• **Your goal**
Can you output the material exactly as written, minus any pictures it holds?

• **Data to use**

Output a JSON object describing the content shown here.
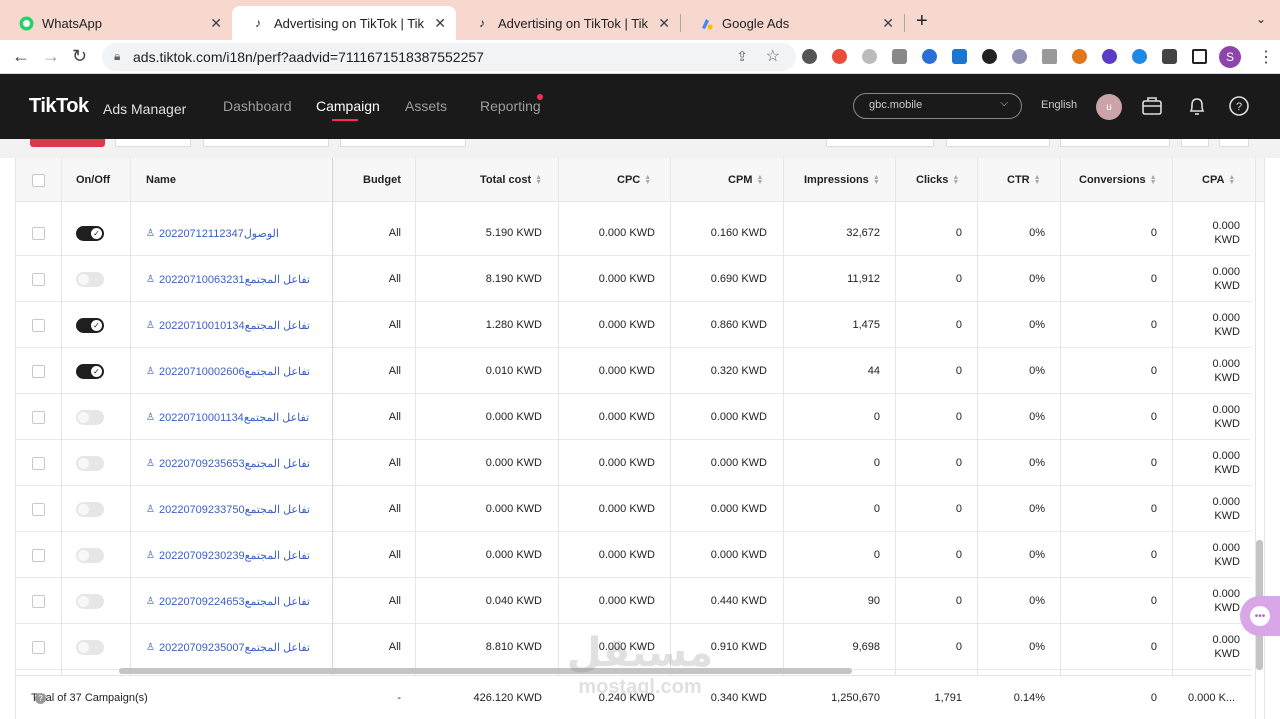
{
  "browser": {
    "tabs": [
      {
        "title": "WhatsApp",
        "icon": "whatsapp-icon",
        "active": false
      },
      {
        "title": "Advertising on TikTok | TikTok Ads",
        "icon": "tiktok-icon",
        "active": true
      },
      {
        "title": "Advertising on TikTok | TikTok Ads",
        "icon": "tiktok-icon",
        "active": false
      },
      {
        "title": "Google Ads",
        "icon": "google-ads-icon",
        "active": false
      }
    ],
    "url": "ads.tiktok.com/i18n/perf?aadvid=7111671518387552257",
    "profile_initial": "S"
  },
  "app": {
    "logo": "TikTok",
    "logo_sub": "Ads Manager",
    "nav": [
      "Dashboard",
      "Campaign",
      "Assets",
      "Reporting"
    ],
    "active_nav": "Campaign",
    "account": "gbc.mobile",
    "language": "English",
    "avatar_initial": "u",
    "accent_color": "#fe2c55"
  },
  "table": {
    "headers": {
      "onoff": "On/Off",
      "name": "Name",
      "budget": "Budget",
      "total_cost": "Total cost",
      "cpc": "CPC",
      "cpm": "CPM",
      "impressions": "Impressions",
      "clicks": "Clicks",
      "ctr": "CTR",
      "conversions": "Conversions",
      "cpa": "CPA"
    },
    "rows": [
      {
        "on": true,
        "name": "الوصول20220712112347",
        "budget": "All",
        "total_cost": "5.190 KWD",
        "cpc": "0.000 KWD",
        "cpm": "0.160 KWD",
        "impressions": "32,672",
        "clicks": "0",
        "ctr": "0%",
        "conversions": "0",
        "cpa1": "0.000",
        "cpa2": "KWD"
      },
      {
        "on": false,
        "name": "تفاعل المجتمع20220710063231",
        "budget": "All",
        "total_cost": "8.190 KWD",
        "cpc": "0.000 KWD",
        "cpm": "0.690 KWD",
        "impressions": "11,912",
        "clicks": "0",
        "ctr": "0%",
        "conversions": "0",
        "cpa1": "0.000",
        "cpa2": "KWD"
      },
      {
        "on": true,
        "name": "تفاعل المجتمع20220710010134",
        "budget": "All",
        "total_cost": "1.280 KWD",
        "cpc": "0.000 KWD",
        "cpm": "0.860 KWD",
        "impressions": "1,475",
        "clicks": "0",
        "ctr": "0%",
        "conversions": "0",
        "cpa1": "0.000",
        "cpa2": "KWD"
      },
      {
        "on": true,
        "name": "تفاعل المجتمع20220710002606",
        "budget": "All",
        "total_cost": "0.010 KWD",
        "cpc": "0.000 KWD",
        "cpm": "0.320 KWD",
        "impressions": "44",
        "clicks": "0",
        "ctr": "0%",
        "conversions": "0",
        "cpa1": "0.000",
        "cpa2": "KWD"
      },
      {
        "on": false,
        "name": "تفاعل المجتمع20220710001134",
        "budget": "All",
        "total_cost": "0.000 KWD",
        "cpc": "0.000 KWD",
        "cpm": "0.000 KWD",
        "impressions": "0",
        "clicks": "0",
        "ctr": "0%",
        "conversions": "0",
        "cpa1": "0.000",
        "cpa2": "KWD"
      },
      {
        "on": false,
        "name": "تفاعل المجتمع20220709235653",
        "budget": "All",
        "total_cost": "0.000 KWD",
        "cpc": "0.000 KWD",
        "cpm": "0.000 KWD",
        "impressions": "0",
        "clicks": "0",
        "ctr": "0%",
        "conversions": "0",
        "cpa1": "0.000",
        "cpa2": "KWD"
      },
      {
        "on": false,
        "name": "تفاعل المجتمع20220709233750",
        "budget": "All",
        "total_cost": "0.000 KWD",
        "cpc": "0.000 KWD",
        "cpm": "0.000 KWD",
        "impressions": "0",
        "clicks": "0",
        "ctr": "0%",
        "conversions": "0",
        "cpa1": "0.000",
        "cpa2": "KWD"
      },
      {
        "on": false,
        "name": "تفاعل المجتمع20220709230239",
        "budget": "All",
        "total_cost": "0.000 KWD",
        "cpc": "0.000 KWD",
        "cpm": "0.000 KWD",
        "impressions": "0",
        "clicks": "0",
        "ctr": "0%",
        "conversions": "0",
        "cpa1": "0.000",
        "cpa2": "KWD"
      },
      {
        "on": false,
        "name": "تفاعل المجتمع20220709224653",
        "budget": "All",
        "total_cost": "0.040 KWD",
        "cpc": "0.000 KWD",
        "cpm": "0.440 KWD",
        "impressions": "90",
        "clicks": "0",
        "ctr": "0%",
        "conversions": "0",
        "cpa1": "0.000",
        "cpa2": "KWD"
      },
      {
        "on": false,
        "name": "تفاعل المجتمع20220709235007",
        "budget": "All",
        "total_cost": "8.810 KWD",
        "cpc": "0.000 KWD",
        "cpm": "0.910 KWD",
        "impressions": "9,698",
        "clicks": "0",
        "ctr": "0%",
        "conversions": "0",
        "cpa1": "0.000",
        "cpa2": "KWD"
      }
    ],
    "footer": {
      "label": "Total of 37 Campaign(s)",
      "budget": "-",
      "total_cost": "426.120 KWD",
      "cpc": "0.240 KWD",
      "cpm": "0.340 KWD",
      "impressions": "1,250,670",
      "clicks": "1,791",
      "ctr": "0.14%",
      "conversions": "0",
      "cpa": "0.000 K..."
    }
  },
  "watermark": {
    "line1": "مستقل",
    "line2": "mostaql.com"
  }
}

• **Answer to the task**
Output a JSON object describing the content shown here.
{
  "browser": {
    "tabs": [
      {
        "title": "WhatsApp",
        "icon": "whatsapp-icon",
        "active": false
      },
      {
        "title": "Advertising on TikTok | TikTok Ads",
        "icon": "tiktok-icon",
        "active": true
      },
      {
        "title": "Advertising on TikTok | TikTok Ads",
        "icon": "tiktok-icon",
        "active": false
      },
      {
        "title": "Google Ads",
        "icon": "google-ads-icon",
        "active": false
      }
    ],
    "url": "ads.tiktok.com/i18n/perf?aadvid=7111671518387552257",
    "profile_initial": "S"
  },
  "app": {
    "logo": "TikTok",
    "logo_sub": "Ads Manager",
    "nav": [
      "Dashboard",
      "Campaign",
      "Assets",
      "Reporting"
    ],
    "active_nav": "Campaign",
    "account": "gbc.mobile",
    "language": "English",
    "avatar_initial": "u",
    "accent_color": "#fe2c55"
  },
  "table": {
    "headers": {
      "onoff": "On/Off",
      "name": "Name",
      "budget": "Budget",
      "total_cost": "Total cost",
      "cpc": "CPC",
      "cpm": "CPM",
      "impressions": "Impressions",
      "clicks": "Clicks",
      "ctr": "CTR",
      "conversions": "Conversions",
      "cpa": "CPA"
    },
    "rows": [
      {
        "on": true,
        "name": "الوصول20220712112347",
        "budget": "All",
        "total_cost": "5.190 KWD",
        "cpc": "0.000 KWD",
        "cpm": "0.160 KWD",
        "impressions": "32,672",
        "clicks": "0",
        "ctr": "0%",
        "conversions": "0",
        "cpa1": "0.000",
        "cpa2": "KWD"
      },
      {
        "on": false,
        "name": "تفاعل المجتمع20220710063231",
        "budget": "All",
        "total_cost": "8.190 KWD",
        "cpc": "0.000 KWD",
        "cpm": "0.690 KWD",
        "impressions": "11,912",
        "clicks": "0",
        "ctr": "0%",
        "conversions": "0",
        "cpa1": "0.000",
        "cpa2": "KWD"
      },
      {
        "on": true,
        "name": "تفاعل المجتمع20220710010134",
        "budget": "All",
        "total_cost": "1.280 KWD",
        "cpc": "0.000 KWD",
        "cpm": "0.860 KWD",
        "impressions": "1,475",
        "clicks": "0",
        "ctr": "0%",
        "conversions": "0",
        "cpa1": "0.000",
        "cpa2": "KWD"
      },
      {
        "on": true,
        "name": "تفاعل المجتمع20220710002606",
        "budget": "All",
        "total_cost": "0.010 KWD",
        "cpc": "0.000 KWD",
        "cpm": "0.320 KWD",
        "impressions": "44",
        "clicks": "0",
        "ctr": "0%",
        "conversions": "0",
        "cpa1": "0.000",
        "cpa2": "KWD"
      },
      {
        "on": false,
        "name": "تفاعل المجتمع20220710001134",
        "budget": "All",
        "total_cost": "0.000 KWD",
        "cpc": "0.000 KWD",
        "cpm": "0.000 KWD",
        "impressions": "0",
        "clicks": "0",
        "ctr": "0%",
        "conversions": "0",
        "cpa1": "0.000",
        "cpa2": "KWD"
      },
      {
        "on": false,
        "name": "تفاعل المجتمع20220709235653",
        "budget": "All",
        "total_cost": "0.000 KWD",
        "cpc": "0.000 KWD",
        "cpm": "0.000 KWD",
        "impressions": "0",
        "clicks": "0",
        "ctr": "0%",
        "conversions": "0",
        "cpa1": "0.000",
        "cpa2": "KWD"
      },
      {
        "on": false,
        "name": "تفاعل المجتمع20220709233750",
        "budget": "All",
        "total_cost": "0.000 KWD",
        "cpc": "0.000 KWD",
        "cpm": "0.000 KWD",
        "impressions": "0",
        "clicks": "0",
        "ctr": "0%",
        "conversions": "0",
        "cpa1": "0.000",
        "cpa2": "KWD"
      },
      {
        "on": false,
        "name": "تفاعل المجتمع20220709230239",
        "budget": "All",
        "total_cost": "0.000 KWD",
        "cpc": "0.000 KWD",
        "cpm": "0.000 KWD",
        "impressions": "0",
        "clicks": "0",
        "ctr": "0%",
        "conversions": "0",
        "cpa1": "0.000",
        "cpa2": "KWD"
      },
      {
        "on": false,
        "name": "تفاعل المجتمع20220709224653",
        "budget": "All",
        "total_cost": "0.040 KWD",
        "cpc": "0.000 KWD",
        "cpm": "0.440 KWD",
        "impressions": "90",
        "clicks": "0",
        "ctr": "0%",
        "conversions": "0",
        "cpa1": "0.000",
        "cpa2": "KWD"
      },
      {
        "on": false,
        "name": "تفاعل المجتمع20220709235007",
        "budget": "All",
        "total_cost": "8.810 KWD",
        "cpc": "0.000 KWD",
        "cpm": "0.910 KWD",
        "impressions": "9,698",
        "clicks": "0",
        "ctr": "0%",
        "conversions": "0",
        "cpa1": "0.000",
        "cpa2": "KWD"
      }
    ],
    "footer": {
      "label": "Total of 37 Campaign(s)",
      "budget": "-",
      "total_cost": "426.120 KWD",
      "cpc": "0.240 KWD",
      "cpm": "0.340 KWD",
      "impressions": "1,250,670",
      "clicks": "1,791",
      "ctr": "0.14%",
      "conversions": "0",
      "cpa": "0.000 K..."
    }
  },
  "watermark": {
    "line1": "مستقل",
    "line2": "mostaql.com"
  }
}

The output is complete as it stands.